Dataset items
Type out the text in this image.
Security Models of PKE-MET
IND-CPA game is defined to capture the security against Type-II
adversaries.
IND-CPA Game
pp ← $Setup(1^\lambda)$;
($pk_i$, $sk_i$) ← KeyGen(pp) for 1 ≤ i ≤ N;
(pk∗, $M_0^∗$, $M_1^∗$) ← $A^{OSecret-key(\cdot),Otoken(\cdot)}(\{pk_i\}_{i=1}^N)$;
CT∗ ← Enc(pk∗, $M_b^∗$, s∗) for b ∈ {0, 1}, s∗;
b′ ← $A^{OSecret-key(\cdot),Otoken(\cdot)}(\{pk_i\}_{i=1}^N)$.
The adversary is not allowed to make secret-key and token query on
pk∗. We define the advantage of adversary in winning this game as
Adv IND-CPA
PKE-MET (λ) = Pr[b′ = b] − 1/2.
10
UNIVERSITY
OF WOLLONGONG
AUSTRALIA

▶ [To be done]: Extract the whole listing, character for character.

▶ [Exercise response]:
Type out the text in this image.
Security Models of PKE-MET
IND-CPA game is defined to capture the security against Type-II
adversaries.
IND-CPA Game
pp ← $Setup(1^\lambda)$;
($pk_i$, $sk_i$) ← KeyGen(pp) for 1 ≤ i ≤ N;
(pk∗, $M_0^∗$, $M_1^∗$) ← $A^{OSecret-key(\cdot),Otoken(\cdot)}(\{pk_i\}_{i=1}^N)$;
CT∗ ← Enc(pk∗, $M_b^∗$, s∗) for b ∈ {0, 1}, s∗;
b′ ← $A^{OSecret-key(\cdot),Otoken(\cdot)}(\{pk_i\}_{i=1}^N)$.
The adversary is not allowed to make secret-key and token query on
pk∗. We define the advantage of adversary in winning this game as
Adv IND-CPA
PKE-MET (λ) = Pr[b′ = b] − 1/2.
10
UNIVERSITY
OF WOLLONGONG
AUSTRALIA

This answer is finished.